▶ _GIVEN RECORDS_
┏━━

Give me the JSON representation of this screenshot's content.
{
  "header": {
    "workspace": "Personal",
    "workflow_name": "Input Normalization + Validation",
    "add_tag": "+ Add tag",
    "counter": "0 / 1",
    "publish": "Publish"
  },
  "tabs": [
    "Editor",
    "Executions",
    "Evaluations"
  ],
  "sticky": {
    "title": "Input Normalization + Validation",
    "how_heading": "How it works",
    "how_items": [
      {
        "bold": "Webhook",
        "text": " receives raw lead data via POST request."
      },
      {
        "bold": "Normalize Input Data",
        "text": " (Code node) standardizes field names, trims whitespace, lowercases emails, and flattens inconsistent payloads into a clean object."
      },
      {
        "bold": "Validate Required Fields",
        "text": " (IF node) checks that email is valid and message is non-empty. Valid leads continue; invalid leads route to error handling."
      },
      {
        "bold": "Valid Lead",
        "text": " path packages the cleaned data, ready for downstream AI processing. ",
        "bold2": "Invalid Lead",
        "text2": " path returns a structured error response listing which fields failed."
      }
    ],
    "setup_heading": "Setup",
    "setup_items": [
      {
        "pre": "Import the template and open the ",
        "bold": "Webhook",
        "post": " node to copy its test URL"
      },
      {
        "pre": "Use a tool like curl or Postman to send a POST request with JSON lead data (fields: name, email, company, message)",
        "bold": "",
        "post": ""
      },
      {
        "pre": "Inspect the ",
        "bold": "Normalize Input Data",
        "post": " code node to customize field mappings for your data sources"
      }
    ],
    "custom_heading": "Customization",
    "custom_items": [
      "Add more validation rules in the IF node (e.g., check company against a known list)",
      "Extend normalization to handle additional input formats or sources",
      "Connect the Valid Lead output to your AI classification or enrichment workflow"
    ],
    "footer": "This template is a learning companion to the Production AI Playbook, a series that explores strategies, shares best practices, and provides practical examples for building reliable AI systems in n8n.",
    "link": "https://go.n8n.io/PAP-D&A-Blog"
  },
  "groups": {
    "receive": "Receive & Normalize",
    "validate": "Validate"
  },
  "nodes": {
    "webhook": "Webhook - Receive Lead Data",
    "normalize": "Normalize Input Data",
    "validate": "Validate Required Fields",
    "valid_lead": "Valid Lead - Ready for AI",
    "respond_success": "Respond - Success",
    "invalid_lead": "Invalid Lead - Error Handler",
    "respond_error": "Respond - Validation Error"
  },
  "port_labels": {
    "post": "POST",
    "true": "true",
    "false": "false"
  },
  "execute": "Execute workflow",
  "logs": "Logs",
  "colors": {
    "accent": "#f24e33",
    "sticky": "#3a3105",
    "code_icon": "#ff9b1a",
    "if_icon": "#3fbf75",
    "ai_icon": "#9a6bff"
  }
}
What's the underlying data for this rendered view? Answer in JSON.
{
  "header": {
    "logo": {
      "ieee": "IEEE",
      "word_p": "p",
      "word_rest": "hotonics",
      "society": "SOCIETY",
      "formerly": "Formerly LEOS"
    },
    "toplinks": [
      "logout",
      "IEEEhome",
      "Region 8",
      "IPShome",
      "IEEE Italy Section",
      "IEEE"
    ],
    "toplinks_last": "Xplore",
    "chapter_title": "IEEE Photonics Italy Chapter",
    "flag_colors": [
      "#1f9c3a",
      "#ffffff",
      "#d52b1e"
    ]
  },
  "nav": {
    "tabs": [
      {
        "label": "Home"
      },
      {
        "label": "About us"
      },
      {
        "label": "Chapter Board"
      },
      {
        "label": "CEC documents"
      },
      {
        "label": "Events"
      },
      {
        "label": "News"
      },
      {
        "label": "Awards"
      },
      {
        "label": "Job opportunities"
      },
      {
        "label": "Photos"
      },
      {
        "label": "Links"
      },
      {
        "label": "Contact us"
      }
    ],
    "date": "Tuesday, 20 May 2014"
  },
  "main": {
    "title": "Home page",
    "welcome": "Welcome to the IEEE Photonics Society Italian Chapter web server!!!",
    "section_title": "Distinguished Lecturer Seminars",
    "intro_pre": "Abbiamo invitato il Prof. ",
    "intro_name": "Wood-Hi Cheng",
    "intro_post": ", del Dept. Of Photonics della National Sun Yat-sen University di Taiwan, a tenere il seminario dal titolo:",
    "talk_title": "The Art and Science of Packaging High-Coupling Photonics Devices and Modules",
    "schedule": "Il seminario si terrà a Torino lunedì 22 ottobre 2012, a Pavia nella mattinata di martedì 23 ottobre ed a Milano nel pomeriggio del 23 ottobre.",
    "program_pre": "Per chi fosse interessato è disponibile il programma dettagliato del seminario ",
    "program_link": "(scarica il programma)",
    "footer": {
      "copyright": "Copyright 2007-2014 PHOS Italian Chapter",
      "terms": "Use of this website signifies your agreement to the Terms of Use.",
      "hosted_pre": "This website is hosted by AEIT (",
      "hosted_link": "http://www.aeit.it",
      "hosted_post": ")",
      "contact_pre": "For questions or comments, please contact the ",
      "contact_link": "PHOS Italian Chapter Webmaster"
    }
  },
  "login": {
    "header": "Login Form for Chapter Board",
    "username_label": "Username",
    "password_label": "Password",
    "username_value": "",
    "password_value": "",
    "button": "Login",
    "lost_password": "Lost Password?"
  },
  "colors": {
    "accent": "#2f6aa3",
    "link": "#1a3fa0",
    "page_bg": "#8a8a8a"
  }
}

┗━━

▶ _REQUEST_
Each line of the material above must be retyped precisely.

▶ _COMPLETED EXERCISE_
Give me the JSON representation of this screenshot's content.
{
  "header": {
    "workspace": "Personal",
    "workflow_name": "Input Normalization + Validation",
    "add_tag": "+ Add tag",
    "counter": "0 / 1",
    "publish": "Publish"
  },
  "tabs": [
    "Editor",
    "Executions",
    "Evaluations"
  ],
  "sticky": {
    "title": "Input Normalization + Validation",
    "how_heading": "How it works",
    "how_items": [
      {
        "bold": "Webhook",
        "text": " receives raw lead data via POST request."
      },
      {
        "bold": "Normalize Input Data",
        "text": " (Code node) standardizes field names, trims whitespace, lowercases emails, and flattens inconsistent payloads into a clean object."
      },
      {
        "bold": "Validate Required Fields",
        "text": " (IF node) checks that email is valid and message is non-empty. Valid leads continue; invalid leads route to error handling."
      },
      {
        "bold": "Valid Lead",
        "text": " path packages the cleaned data, ready for downstream AI processing. ",
        "bold2": "Invalid Lead",
        "text2": " path returns a structured error response listing which fields failed."
      }
    ],
    "setup_heading": "Setup",
    "setup_items": [
      {
        "pre": "Import the template and open the ",
        "bold": "Webhook",
        "post": " node to copy its test URL"
      },
      {
        "pre": "Use a tool like curl or Postman to send a POST request with JSON lead data (fields: name, email, company, message)",
        "bold": "",
        "post": ""
      },
      {
        "pre": "Inspect the ",
        "bold": "Normalize Input Data",
        "post": " code node to customize field mappings for your data sources"
      }
    ],
    "custom_heading": "Customization",
    "custom_items": [
      "Add more validation rules in the IF node (e.g., check company against a known list)",
      "Extend normalization to handle additional input formats or sources",
      "Connect the Valid Lead output to your AI classification or enrichment workflow"
    ],
    "footer": "This template is a learning companion to the Production AI Playbook, a series that explores strategies, shares best practices, and provides practical examples for building reliable AI systems in n8n.",
    "link": "https://go.n8n.io/PAP-D&A-Blog"
  },
  "groups": {
    "receive": "Receive & Normalize",
    "validate": "Validate"
  },
  "nodes": {
    "webhook": "Webhook - Receive Lead Data",
    "normalize": "Normalize Input Data",
    "validate": "Validate Required Fields",
    "valid_lead": "Valid Lead - Ready for AI",
    "respond_success": "Respond - Success",
    "invalid_lead": "Invalid Lead - Error Handler",
    "respond_error": "Respond - Validation Error"
  },
  "port_labels": {
    "post": "POST",
    "true": "true",
    "false": "false"
  },
  "execute": "Execute workflow",
  "logs": "Logs",
  "colors": {
    "accent": "#f24e33",
    "sticky": "#3a3105",
    "code_icon": "#ff9b1a",
    "if_icon": "#3fbf75",
    "ai_icon": "#9a6bff"
  }
}
What's the underlying data for this rendered view? Answer in JSON.
{
  "header": {
    "logo": {
      "ieee": "IEEE",
      "word_p": "p",
      "word_rest": "hotonics",
      "society": "SOCIETY",
      "formerly": "Formerly LEOS"
    },
    "toplinks": [
      "logout",
      "IEEEhome",
      "Region 8",
      "IPShome",
      "IEEE Italy Section",
      "IEEE"
    ],
    "toplinks_last": "Xplore",
    "chapter_title": "IEEE Photonics Italy Chapter",
    "flag_colors": [
      "#1f9c3a",
      "#ffffff",
      "#d52b1e"
    ]
  },
  "nav": {
    "tabs": [
      {
        "label": "Home"
      },
      {
        "label": "About us"
      },
      {
        "label": "Chapter Board"
      },
      {
        "label": "CEC documents"
      },
      {
        "label": "Events"
      },
      {
        "label": "News"
      },
      {
        "label": "Awards"
      },
      {
        "label": "Job opportunities"
      },
      {
        "label": "Photos"
      },
      {
        "label": "Links"
      },
      {
        "label": "Contact us"
      }
    ],
    "date": "Tuesday, 20 May 2014"
  },
  "main": {
    "title": "Home page",
    "welcome": "Welcome to the IEEE Photonics Society Italian Chapter web server!!!",
    "section_title": "Distinguished Lecturer Seminars",
    "intro_pre": "Abbiamo invitato il Prof. ",
    "intro_name": "Wood-Hi Cheng",
    "intro_post": ", del Dept. Of Photonics della National Sun Yat-sen University di Taiwan, a tenere il seminario dal titolo:",
    "talk_title": "The Art and Science of Packaging High-Coupling Photonics Devices and Modules",
    "schedule": "Il seminario si terrà a Torino lunedì 22 ottobre 2012, a Pavia nella mattinata di martedì 23 ottobre ed a Milano nel pomeriggio del 23 ottobre.",
    "program_pre": "Per chi fosse interessato è disponibile il programma dettagliato del seminario ",
    "program_link": "(scarica il programma)",
    "footer": {
      "copyright": "Copyright 2007-2014 PHOS Italian Chapter",
      "terms": "Use of this website signifies your agreement to the Terms of Use.",
      "hosted_pre": "This website is hosted by AEIT (",
      "hosted_link": "http://www.aeit.it",
      "hosted_post": ")",
      "contact_pre": "For questions or comments, please contact the ",
      "contact_link": "PHOS Italian Chapter Webmaster"
    }
  },
  "login": {
    "header": "Login Form for Chapter Board",
    "username_label": "Username",
    "password_label": "Password",
    "username_value": "",
    "password_value": "",
    "button": "Login",
    "lost_password": "Lost Password?"
  },
  "colors": {
    "accent": "#2f6aa3",
    "link": "#1a3fa0",
    "page_bg": "#8a8a8a"
  }
}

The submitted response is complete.